» **Task directions**
Review the lines that follow and copy each one that contains the word "title".

» **Record set**
>>>

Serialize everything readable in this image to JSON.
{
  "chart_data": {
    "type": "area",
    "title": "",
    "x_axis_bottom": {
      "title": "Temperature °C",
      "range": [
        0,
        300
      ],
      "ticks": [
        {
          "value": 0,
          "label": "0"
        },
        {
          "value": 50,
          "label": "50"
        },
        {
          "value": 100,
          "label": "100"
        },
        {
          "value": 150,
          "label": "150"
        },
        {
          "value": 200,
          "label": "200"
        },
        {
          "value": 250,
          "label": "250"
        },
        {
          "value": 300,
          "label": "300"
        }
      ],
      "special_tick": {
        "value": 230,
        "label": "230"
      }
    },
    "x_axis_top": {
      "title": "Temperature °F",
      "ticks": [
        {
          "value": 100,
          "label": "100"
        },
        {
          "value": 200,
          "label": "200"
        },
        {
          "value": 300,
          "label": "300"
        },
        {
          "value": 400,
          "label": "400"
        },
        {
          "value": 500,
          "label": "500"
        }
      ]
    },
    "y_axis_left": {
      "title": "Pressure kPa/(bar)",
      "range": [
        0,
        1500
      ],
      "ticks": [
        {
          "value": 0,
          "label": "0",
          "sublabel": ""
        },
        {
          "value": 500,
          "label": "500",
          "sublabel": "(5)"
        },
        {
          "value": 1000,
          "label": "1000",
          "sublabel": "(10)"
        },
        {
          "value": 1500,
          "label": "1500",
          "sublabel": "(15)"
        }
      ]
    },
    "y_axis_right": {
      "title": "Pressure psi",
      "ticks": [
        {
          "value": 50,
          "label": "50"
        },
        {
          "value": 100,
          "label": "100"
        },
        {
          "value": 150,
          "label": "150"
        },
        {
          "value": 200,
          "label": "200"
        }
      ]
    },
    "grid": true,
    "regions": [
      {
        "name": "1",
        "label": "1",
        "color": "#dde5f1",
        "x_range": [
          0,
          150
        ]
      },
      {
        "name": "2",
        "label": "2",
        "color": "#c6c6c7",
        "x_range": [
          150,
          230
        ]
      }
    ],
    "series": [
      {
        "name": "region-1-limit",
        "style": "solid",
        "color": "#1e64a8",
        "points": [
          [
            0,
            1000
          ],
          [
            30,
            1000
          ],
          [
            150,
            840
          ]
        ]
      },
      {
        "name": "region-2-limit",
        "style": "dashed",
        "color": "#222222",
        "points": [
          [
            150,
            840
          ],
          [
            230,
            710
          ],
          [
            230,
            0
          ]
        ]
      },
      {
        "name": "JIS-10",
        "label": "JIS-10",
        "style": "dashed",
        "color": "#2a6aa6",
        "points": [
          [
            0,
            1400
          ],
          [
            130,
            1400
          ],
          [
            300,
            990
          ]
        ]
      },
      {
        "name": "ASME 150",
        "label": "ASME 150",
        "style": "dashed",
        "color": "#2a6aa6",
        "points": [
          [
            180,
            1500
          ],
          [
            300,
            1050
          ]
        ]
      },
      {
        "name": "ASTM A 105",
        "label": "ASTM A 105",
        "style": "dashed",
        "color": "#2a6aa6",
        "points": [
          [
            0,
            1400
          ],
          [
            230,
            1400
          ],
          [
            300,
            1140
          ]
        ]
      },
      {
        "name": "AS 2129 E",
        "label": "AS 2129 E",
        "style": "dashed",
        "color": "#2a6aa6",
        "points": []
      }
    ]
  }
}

<<<
>>>

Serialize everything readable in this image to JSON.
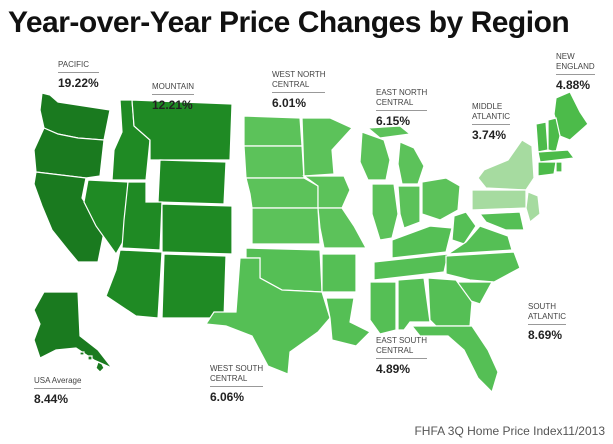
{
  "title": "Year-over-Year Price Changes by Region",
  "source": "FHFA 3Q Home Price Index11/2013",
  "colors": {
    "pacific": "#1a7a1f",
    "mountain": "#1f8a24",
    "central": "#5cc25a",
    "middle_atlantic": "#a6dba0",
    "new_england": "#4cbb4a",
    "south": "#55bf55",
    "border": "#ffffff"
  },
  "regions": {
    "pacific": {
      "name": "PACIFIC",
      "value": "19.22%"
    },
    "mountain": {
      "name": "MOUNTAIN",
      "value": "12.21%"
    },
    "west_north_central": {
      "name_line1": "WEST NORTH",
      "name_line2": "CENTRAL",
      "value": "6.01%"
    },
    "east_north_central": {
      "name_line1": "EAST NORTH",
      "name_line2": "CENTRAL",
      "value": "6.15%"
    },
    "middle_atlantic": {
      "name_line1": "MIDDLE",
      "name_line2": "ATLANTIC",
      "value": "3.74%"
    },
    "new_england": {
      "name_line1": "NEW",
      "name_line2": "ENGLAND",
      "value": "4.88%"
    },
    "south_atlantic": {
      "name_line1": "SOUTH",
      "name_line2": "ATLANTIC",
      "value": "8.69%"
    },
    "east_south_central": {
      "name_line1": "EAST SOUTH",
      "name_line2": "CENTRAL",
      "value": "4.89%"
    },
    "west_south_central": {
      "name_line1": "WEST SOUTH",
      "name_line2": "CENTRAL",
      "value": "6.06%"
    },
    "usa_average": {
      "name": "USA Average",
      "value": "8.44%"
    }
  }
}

<<<

» **Result**
    "title": "",
      "title": "Temperature °C",
      "title": "Temperature °F",
      "title": "Pressure kPa/(bar)",
      "title": "Pressure psi",
  "title": "Year-over-Year Price Changes by Region",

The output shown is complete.